Reproduce the rows below with every instance of "x-tick-label" changed to "x-axis-tick", keeping everything else the same.

▶ [EXTRACTED ENTRIES]:
-- START --

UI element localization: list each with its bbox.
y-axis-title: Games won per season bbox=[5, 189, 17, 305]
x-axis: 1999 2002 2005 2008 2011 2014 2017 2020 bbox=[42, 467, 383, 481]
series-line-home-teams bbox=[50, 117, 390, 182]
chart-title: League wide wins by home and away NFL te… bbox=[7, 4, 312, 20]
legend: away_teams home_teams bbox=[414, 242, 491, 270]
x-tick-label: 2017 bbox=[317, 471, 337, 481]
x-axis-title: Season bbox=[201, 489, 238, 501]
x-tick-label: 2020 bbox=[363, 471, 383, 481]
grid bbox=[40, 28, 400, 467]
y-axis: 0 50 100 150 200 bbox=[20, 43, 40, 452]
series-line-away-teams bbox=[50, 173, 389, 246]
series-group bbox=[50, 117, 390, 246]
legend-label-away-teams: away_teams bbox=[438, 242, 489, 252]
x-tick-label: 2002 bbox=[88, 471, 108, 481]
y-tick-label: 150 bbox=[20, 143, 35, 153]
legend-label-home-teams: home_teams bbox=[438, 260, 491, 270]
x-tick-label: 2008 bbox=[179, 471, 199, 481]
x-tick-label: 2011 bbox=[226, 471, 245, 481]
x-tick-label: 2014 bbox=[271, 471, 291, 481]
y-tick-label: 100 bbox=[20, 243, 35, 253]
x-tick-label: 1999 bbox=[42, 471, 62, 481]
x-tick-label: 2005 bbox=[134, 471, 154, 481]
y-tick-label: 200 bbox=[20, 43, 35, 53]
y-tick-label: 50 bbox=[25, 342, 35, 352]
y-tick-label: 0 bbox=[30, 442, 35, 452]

-- END --

▶ [ANSWER BELOW]:
UI element localization: list each with its bbox.
y-axis-title: Games won per season bbox=[5, 189, 17, 305]
x-axis: 1999 2002 2005 2008 2011 2014 2017 2020 bbox=[42, 467, 383, 481]
series-line-home-teams bbox=[50, 117, 390, 182]
chart-title: League wide wins by home and away NFL te… bbox=[7, 4, 312, 20]
legend: away_teams home_teams bbox=[414, 242, 491, 270]
x-axis-tick: 2017 bbox=[317, 471, 337, 481]
x-axis-title: Season bbox=[201, 489, 238, 501]
x-axis-tick: 2020 bbox=[363, 471, 383, 481]
grid bbox=[40, 28, 400, 467]
y-axis: 0 50 100 150 200 bbox=[20, 43, 40, 452]
series-line-away-teams bbox=[50, 173, 389, 246]
series-group bbox=[50, 117, 390, 246]
legend-label-away-teams: away_teams bbox=[438, 242, 489, 252]
x-axis-tick: 2002 bbox=[88, 471, 108, 481]
y-tick-label: 150 bbox=[20, 143, 35, 153]
legend-label-home-teams: home_teams bbox=[438, 260, 491, 270]
x-axis-tick: 2008 bbox=[179, 471, 199, 481]
x-axis-tick: 2011 bbox=[226, 471, 245, 481]
x-axis-tick: 2014 bbox=[271, 471, 291, 481]
y-tick-label: 100 bbox=[20, 243, 35, 253]
x-axis-tick: 1999 bbox=[42, 471, 62, 481]
x-axis-tick: 2005 bbox=[134, 471, 154, 481]
y-tick-label: 200 bbox=[20, 43, 35, 53]
y-tick-label: 50 bbox=[25, 342, 35, 352]
y-tick-label: 0 bbox=[30, 442, 35, 452]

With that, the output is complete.